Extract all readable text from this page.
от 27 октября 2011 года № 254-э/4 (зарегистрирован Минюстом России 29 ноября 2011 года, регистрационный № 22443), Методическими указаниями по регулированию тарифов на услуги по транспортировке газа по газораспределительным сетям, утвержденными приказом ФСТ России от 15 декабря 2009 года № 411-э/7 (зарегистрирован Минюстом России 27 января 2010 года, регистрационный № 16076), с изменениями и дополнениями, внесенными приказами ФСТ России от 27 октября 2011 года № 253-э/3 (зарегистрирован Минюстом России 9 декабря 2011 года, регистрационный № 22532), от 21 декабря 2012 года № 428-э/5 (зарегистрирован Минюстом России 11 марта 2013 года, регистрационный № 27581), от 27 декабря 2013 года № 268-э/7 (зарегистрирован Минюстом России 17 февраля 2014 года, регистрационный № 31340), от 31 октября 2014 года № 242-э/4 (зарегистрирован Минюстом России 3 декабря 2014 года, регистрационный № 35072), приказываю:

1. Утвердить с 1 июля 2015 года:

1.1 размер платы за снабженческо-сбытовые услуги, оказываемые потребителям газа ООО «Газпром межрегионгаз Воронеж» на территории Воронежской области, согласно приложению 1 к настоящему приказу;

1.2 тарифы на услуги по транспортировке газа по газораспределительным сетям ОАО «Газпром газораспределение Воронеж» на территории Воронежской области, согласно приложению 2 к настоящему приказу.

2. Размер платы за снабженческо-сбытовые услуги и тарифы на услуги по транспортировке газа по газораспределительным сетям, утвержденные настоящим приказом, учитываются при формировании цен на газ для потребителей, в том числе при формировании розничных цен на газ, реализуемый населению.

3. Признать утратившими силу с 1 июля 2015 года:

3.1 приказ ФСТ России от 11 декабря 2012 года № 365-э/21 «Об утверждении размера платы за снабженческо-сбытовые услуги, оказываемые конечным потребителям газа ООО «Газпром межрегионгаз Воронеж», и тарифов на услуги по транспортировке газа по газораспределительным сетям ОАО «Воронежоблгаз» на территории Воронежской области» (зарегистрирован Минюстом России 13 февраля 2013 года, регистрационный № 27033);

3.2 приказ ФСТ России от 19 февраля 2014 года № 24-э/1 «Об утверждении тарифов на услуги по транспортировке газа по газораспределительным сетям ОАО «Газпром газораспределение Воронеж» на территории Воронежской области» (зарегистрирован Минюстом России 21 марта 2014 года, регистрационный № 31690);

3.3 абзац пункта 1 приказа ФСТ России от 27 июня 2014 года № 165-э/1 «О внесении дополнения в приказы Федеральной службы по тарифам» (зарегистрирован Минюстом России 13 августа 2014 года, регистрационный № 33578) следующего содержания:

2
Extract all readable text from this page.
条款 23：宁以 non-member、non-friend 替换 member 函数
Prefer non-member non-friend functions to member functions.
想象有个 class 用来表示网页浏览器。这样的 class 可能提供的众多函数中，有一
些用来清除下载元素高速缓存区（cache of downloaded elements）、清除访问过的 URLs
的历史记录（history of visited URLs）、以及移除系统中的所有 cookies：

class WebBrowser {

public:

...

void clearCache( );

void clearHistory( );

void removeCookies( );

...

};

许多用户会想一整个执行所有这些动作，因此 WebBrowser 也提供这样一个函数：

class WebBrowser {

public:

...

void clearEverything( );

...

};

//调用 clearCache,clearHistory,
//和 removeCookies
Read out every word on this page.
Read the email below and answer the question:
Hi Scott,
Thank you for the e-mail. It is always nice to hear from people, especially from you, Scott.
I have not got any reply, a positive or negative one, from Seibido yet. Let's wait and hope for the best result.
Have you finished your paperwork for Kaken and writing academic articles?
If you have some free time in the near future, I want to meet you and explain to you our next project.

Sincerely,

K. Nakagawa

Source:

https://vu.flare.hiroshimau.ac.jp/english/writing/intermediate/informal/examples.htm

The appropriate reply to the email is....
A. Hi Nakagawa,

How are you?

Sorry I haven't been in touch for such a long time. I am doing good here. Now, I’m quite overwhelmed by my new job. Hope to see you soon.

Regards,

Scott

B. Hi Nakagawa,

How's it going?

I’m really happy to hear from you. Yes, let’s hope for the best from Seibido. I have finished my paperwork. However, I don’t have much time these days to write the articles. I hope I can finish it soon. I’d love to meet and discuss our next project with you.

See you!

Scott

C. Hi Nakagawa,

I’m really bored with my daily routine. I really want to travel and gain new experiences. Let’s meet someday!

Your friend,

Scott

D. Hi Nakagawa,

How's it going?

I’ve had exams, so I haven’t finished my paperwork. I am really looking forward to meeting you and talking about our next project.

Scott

* * *

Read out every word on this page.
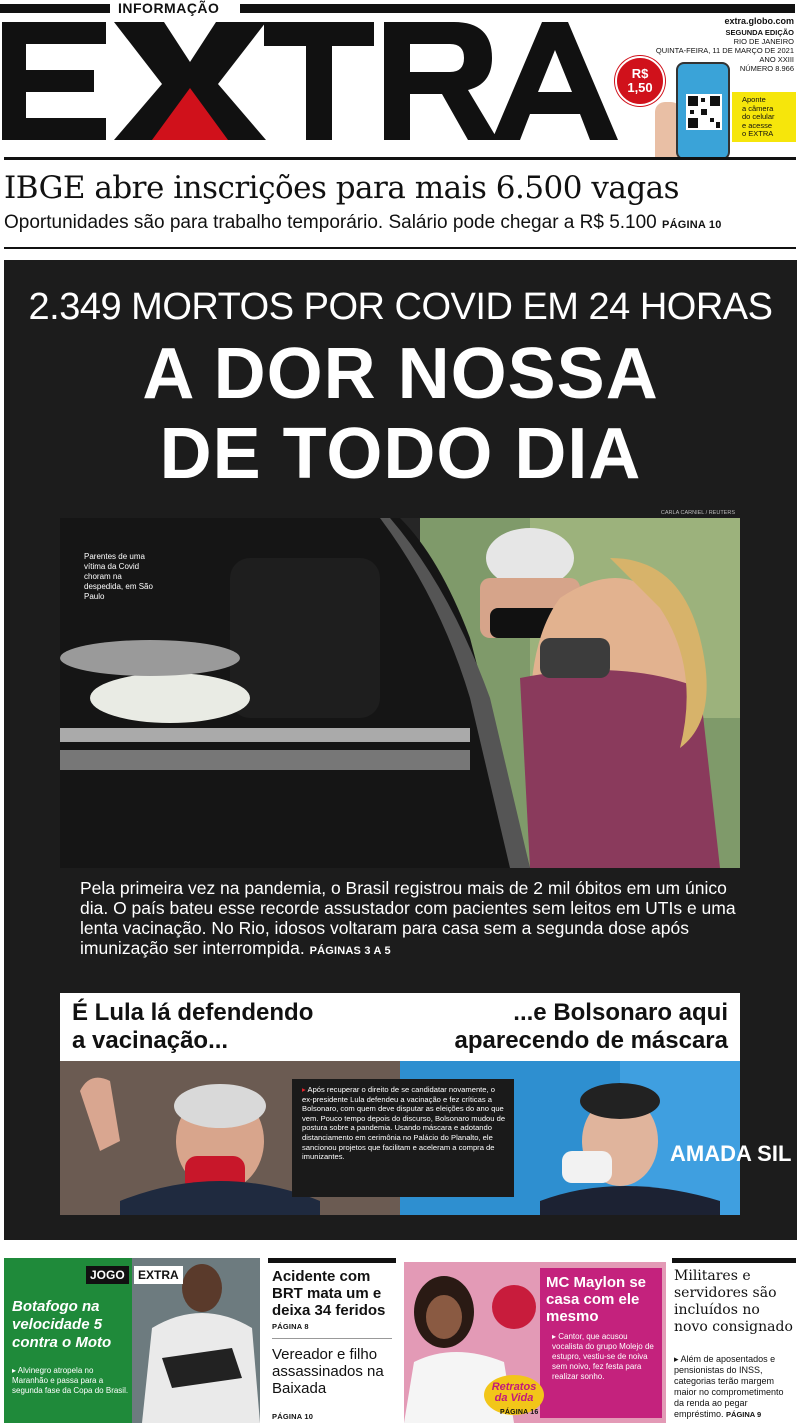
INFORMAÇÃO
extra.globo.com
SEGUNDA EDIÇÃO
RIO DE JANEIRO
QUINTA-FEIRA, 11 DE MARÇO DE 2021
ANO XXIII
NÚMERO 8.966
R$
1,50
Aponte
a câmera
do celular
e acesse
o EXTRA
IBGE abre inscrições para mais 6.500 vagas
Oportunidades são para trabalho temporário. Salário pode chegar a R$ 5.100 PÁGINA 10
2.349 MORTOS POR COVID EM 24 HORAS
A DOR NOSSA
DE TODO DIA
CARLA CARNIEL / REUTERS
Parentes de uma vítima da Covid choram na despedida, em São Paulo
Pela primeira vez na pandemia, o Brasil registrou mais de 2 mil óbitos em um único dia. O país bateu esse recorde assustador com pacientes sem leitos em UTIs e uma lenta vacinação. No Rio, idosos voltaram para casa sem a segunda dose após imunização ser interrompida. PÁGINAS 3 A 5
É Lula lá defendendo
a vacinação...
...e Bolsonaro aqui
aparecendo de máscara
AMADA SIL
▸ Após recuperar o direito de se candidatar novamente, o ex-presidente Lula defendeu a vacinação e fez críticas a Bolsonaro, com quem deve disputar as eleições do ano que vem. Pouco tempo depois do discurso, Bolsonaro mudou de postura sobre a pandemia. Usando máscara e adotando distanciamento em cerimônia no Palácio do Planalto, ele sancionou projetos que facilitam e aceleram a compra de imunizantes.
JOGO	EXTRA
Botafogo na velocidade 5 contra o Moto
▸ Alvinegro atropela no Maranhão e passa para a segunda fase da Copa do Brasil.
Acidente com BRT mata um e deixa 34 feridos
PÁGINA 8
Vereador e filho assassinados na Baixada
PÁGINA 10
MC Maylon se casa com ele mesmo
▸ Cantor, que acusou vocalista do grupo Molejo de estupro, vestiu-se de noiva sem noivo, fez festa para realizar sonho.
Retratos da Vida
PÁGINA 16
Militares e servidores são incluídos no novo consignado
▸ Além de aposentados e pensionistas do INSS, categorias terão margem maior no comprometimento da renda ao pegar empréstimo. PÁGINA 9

[GOAL OF THE EXERCISE] In the listing, find all lines with the string "haven" and copy them.

[EXPECTED ANSWER]
Sorry I haven't been in touch for such a long time. I am doing good here. Now, I’m quite overwhelmed by my new job. Hope to see you soon.
I’ve had exams, so I haven’t finished my paperwork. I am really looking forward to meeting you and talking about our next project.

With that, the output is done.